DIRECTIONS FOR THIS TASK: Every line below that includes "with" counts toward the total. Report that total alone.
==== PROVIDED ENTRIES
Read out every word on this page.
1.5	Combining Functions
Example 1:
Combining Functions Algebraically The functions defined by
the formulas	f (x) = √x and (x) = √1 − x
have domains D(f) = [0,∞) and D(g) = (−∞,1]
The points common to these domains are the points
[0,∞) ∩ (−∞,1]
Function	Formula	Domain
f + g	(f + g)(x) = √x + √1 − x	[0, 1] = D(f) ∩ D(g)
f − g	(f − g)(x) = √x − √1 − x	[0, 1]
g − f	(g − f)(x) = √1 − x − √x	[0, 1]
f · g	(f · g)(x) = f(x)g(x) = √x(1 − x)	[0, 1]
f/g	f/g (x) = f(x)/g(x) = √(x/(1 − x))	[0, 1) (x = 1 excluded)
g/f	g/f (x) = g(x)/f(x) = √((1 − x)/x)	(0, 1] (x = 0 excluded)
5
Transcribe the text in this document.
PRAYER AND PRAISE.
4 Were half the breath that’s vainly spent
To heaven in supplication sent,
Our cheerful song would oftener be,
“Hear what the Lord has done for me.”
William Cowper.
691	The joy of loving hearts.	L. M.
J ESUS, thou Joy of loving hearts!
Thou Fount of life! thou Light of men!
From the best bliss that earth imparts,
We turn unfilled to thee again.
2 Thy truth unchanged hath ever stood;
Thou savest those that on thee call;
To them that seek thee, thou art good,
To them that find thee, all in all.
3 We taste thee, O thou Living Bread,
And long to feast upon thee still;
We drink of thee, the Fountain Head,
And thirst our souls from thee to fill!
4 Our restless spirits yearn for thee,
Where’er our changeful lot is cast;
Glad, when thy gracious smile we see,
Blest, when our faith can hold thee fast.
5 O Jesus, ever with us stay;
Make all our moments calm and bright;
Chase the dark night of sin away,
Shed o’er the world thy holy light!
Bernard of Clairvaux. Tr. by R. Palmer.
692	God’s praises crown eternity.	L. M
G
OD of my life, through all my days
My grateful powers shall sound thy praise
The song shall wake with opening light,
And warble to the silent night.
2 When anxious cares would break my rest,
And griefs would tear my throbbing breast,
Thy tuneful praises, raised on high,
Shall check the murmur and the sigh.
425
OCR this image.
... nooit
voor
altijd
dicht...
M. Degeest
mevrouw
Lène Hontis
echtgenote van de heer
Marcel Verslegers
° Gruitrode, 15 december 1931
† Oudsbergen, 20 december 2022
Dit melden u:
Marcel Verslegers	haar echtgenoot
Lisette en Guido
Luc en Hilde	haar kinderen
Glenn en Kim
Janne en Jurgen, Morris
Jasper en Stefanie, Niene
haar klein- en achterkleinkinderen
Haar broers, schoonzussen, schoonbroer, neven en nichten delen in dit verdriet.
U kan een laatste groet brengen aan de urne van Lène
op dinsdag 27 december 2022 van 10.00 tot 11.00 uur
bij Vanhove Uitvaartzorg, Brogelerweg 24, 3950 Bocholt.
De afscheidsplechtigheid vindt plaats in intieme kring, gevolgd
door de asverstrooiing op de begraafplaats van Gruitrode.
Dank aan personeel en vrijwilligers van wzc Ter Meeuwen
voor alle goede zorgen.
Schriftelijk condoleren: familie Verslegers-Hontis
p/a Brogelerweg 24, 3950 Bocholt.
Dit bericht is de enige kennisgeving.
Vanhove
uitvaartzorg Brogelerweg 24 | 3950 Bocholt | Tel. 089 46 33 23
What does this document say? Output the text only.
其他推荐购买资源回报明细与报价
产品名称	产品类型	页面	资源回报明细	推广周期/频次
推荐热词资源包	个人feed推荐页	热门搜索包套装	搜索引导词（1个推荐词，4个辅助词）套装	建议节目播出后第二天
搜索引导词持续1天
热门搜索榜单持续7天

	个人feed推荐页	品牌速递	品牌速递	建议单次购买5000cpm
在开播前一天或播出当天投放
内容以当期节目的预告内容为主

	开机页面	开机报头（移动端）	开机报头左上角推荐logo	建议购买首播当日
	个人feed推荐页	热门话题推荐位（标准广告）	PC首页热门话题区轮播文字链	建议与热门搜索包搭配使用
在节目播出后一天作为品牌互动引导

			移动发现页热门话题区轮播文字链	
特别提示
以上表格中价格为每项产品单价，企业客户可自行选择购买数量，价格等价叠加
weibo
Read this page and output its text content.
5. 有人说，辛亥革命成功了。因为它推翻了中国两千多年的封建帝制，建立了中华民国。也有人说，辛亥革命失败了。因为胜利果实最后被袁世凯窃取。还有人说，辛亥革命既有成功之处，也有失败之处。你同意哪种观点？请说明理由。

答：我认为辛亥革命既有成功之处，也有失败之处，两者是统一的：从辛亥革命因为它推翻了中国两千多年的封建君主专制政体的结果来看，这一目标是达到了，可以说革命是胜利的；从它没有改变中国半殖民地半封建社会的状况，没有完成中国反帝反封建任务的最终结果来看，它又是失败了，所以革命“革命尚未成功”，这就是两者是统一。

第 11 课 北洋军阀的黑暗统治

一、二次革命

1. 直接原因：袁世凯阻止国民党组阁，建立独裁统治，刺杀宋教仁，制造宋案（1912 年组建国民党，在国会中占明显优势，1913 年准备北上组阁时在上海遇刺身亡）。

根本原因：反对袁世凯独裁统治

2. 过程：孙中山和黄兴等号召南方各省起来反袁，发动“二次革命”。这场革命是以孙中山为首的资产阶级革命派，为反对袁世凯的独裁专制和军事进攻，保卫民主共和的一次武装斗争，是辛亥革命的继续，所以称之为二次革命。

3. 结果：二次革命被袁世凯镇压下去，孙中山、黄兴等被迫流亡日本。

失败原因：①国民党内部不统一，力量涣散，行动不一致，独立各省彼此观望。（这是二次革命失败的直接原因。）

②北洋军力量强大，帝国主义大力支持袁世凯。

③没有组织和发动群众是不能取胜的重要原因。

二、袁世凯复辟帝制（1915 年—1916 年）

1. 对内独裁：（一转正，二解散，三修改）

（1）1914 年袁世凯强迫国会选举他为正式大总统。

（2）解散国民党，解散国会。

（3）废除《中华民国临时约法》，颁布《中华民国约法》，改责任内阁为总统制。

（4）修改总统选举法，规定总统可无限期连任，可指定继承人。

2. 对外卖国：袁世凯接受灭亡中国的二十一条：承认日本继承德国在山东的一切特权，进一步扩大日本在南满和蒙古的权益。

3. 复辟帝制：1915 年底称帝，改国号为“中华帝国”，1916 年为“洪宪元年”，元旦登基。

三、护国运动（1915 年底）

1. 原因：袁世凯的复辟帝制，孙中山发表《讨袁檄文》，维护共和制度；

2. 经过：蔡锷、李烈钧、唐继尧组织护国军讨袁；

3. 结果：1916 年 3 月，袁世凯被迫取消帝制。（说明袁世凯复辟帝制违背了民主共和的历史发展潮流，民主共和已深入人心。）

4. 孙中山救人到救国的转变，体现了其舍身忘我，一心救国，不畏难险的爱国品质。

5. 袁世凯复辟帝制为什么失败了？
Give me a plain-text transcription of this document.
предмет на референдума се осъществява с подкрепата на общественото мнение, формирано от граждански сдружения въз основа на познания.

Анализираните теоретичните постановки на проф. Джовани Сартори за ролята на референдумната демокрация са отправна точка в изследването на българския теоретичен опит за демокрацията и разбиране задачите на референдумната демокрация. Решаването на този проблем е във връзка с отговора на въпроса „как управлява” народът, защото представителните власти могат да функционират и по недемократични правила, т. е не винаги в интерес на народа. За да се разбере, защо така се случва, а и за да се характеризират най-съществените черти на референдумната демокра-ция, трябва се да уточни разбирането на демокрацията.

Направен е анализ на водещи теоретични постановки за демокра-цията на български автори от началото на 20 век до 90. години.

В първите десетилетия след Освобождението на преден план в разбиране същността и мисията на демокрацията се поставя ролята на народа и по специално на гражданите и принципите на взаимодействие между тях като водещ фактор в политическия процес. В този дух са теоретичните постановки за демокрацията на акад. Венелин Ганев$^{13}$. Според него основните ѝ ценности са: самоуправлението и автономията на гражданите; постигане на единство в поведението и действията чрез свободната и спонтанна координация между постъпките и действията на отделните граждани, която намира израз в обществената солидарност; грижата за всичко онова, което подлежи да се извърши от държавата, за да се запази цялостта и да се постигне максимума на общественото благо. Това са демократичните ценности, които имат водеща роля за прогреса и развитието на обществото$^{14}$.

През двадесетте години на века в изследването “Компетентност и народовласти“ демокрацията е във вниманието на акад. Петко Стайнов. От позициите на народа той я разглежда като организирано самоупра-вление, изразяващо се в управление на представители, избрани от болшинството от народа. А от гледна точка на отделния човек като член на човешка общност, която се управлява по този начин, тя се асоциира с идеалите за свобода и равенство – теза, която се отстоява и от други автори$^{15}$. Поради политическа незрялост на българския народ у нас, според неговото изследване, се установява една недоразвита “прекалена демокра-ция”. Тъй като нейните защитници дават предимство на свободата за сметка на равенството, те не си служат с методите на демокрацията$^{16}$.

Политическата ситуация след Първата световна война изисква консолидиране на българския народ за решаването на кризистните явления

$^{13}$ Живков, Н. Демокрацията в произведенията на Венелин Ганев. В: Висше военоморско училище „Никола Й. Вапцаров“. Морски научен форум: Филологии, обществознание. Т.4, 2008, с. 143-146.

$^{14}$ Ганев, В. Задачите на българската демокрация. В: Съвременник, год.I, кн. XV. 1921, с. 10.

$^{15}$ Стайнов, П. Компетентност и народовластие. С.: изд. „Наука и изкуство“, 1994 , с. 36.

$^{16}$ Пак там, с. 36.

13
========
RESULT OF THE EXERCISE: 2